* Given instruction
Omit all images, then return the remaining material exactly as it stands.

* Data rows
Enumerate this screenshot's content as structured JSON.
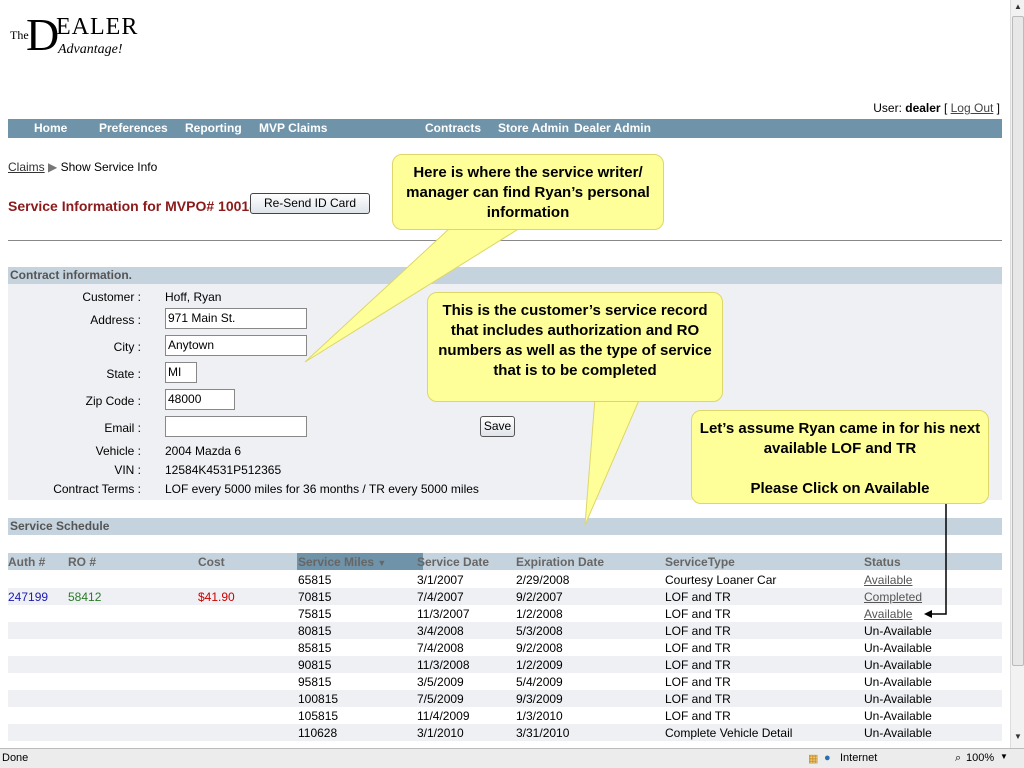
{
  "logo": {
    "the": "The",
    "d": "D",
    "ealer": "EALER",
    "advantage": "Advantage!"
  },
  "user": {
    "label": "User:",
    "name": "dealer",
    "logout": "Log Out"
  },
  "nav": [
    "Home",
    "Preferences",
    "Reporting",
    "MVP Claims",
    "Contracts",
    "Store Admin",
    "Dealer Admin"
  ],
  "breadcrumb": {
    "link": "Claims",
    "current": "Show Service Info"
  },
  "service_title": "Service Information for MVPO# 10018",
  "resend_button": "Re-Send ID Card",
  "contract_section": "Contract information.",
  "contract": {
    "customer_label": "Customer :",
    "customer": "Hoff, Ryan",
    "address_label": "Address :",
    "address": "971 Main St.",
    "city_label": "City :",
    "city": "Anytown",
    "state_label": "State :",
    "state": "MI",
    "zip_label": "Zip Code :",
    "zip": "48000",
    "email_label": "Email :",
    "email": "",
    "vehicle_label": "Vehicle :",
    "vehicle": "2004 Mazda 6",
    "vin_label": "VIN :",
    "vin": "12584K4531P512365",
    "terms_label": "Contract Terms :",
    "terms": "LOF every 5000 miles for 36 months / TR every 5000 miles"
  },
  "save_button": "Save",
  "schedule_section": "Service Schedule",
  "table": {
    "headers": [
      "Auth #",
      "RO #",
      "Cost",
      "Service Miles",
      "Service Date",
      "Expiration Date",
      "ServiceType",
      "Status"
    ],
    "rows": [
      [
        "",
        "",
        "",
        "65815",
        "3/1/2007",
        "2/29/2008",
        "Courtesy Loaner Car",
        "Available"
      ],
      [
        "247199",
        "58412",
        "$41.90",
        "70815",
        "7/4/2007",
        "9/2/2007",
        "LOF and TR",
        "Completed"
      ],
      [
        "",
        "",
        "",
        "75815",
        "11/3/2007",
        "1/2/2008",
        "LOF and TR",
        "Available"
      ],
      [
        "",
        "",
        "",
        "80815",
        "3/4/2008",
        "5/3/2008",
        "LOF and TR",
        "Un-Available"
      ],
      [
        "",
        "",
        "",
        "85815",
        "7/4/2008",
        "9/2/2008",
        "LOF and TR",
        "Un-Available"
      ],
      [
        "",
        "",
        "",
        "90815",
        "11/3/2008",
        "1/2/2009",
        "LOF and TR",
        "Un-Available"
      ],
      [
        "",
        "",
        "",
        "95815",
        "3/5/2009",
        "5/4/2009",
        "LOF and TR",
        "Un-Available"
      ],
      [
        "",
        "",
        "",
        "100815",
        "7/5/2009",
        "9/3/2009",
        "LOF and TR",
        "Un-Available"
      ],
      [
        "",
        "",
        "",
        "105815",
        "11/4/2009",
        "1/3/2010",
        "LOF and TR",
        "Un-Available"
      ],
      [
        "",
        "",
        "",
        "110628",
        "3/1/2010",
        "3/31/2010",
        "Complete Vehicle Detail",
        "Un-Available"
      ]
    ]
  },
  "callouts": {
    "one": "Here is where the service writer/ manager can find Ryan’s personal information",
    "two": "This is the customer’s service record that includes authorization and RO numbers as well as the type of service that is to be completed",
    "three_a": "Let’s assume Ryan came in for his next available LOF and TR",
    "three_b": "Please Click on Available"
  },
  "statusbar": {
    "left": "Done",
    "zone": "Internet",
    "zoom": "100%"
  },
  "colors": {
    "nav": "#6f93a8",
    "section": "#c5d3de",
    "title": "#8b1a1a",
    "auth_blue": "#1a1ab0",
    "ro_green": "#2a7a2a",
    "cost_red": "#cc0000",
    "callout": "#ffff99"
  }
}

* Result of this exercise
Enumerate this screenshot's content as structured JSON.
{
  "logo": {
    "the": "The",
    "d": "D",
    "ealer": "EALER",
    "advantage": "Advantage!"
  },
  "user": {
    "label": "User:",
    "name": "dealer",
    "logout": "Log Out"
  },
  "nav": [
    "Home",
    "Preferences",
    "Reporting",
    "MVP Claims",
    "Contracts",
    "Store Admin",
    "Dealer Admin"
  ],
  "breadcrumb": {
    "link": "Claims",
    "current": "Show Service Info"
  },
  "service_title": "Service Information for MVPO# 10018",
  "resend_button": "Re-Send ID Card",
  "contract_section": "Contract information.",
  "contract": {
    "customer_label": "Customer :",
    "customer": "Hoff, Ryan",
    "address_label": "Address :",
    "address": "971 Main St.",
    "city_label": "City :",
    "city": "Anytown",
    "state_label": "State :",
    "state": "MI",
    "zip_label": "Zip Code :",
    "zip": "48000",
    "email_label": "Email :",
    "email": "",
    "vehicle_label": "Vehicle :",
    "vehicle": "2004 Mazda 6",
    "vin_label": "VIN :",
    "vin": "12584K4531P512365",
    "terms_label": "Contract Terms :",
    "terms": "LOF every 5000 miles for 36 months / TR every 5000 miles"
  },
  "save_button": "Save",
  "schedule_section": "Service Schedule",
  "table": {
    "headers": [
      "Auth #",
      "RO #",
      "Cost",
      "Service Miles",
      "Service Date",
      "Expiration Date",
      "ServiceType",
      "Status"
    ],
    "rows": [
      [
        "",
        "",
        "",
        "65815",
        "3/1/2007",
        "2/29/2008",
        "Courtesy Loaner Car",
        "Available"
      ],
      [
        "247199",
        "58412",
        "$41.90",
        "70815",
        "7/4/2007",
        "9/2/2007",
        "LOF and TR",
        "Completed"
      ],
      [
        "",
        "",
        "",
        "75815",
        "11/3/2007",
        "1/2/2008",
        "LOF and TR",
        "Available"
      ],
      [
        "",
        "",
        "",
        "80815",
        "3/4/2008",
        "5/3/2008",
        "LOF and TR",
        "Un-Available"
      ],
      [
        "",
        "",
        "",
        "85815",
        "7/4/2008",
        "9/2/2008",
        "LOF and TR",
        "Un-Available"
      ],
      [
        "",
        "",
        "",
        "90815",
        "11/3/2008",
        "1/2/2009",
        "LOF and TR",
        "Un-Available"
      ],
      [
        "",
        "",
        "",
        "95815",
        "3/5/2009",
        "5/4/2009",
        "LOF and TR",
        "Un-Available"
      ],
      [
        "",
        "",
        "",
        "100815",
        "7/5/2009",
        "9/3/2009",
        "LOF and TR",
        "Un-Available"
      ],
      [
        "",
        "",
        "",
        "105815",
        "11/4/2009",
        "1/3/2010",
        "LOF and TR",
        "Un-Available"
      ],
      [
        "",
        "",
        "",
        "110628",
        "3/1/2010",
        "3/31/2010",
        "Complete Vehicle Detail",
        "Un-Available"
      ]
    ]
  },
  "callouts": {
    "one": "Here is where the service writer/ manager can find Ryan’s personal information",
    "two": "This is the customer’s service record that includes authorization and RO numbers as well as the type of service that is to be completed",
    "three_a": "Let’s assume Ryan came in for his next available LOF and TR",
    "three_b": "Please Click on Available"
  },
  "statusbar": {
    "left": "Done",
    "zone": "Internet",
    "zoom": "100%"
  },
  "colors": {
    "nav": "#6f93a8",
    "section": "#c5d3de",
    "title": "#8b1a1a",
    "auth_blue": "#1a1ab0",
    "ro_green": "#2a7a2a",
    "cost_red": "#cc0000",
    "callout": "#ffff99"
  }
}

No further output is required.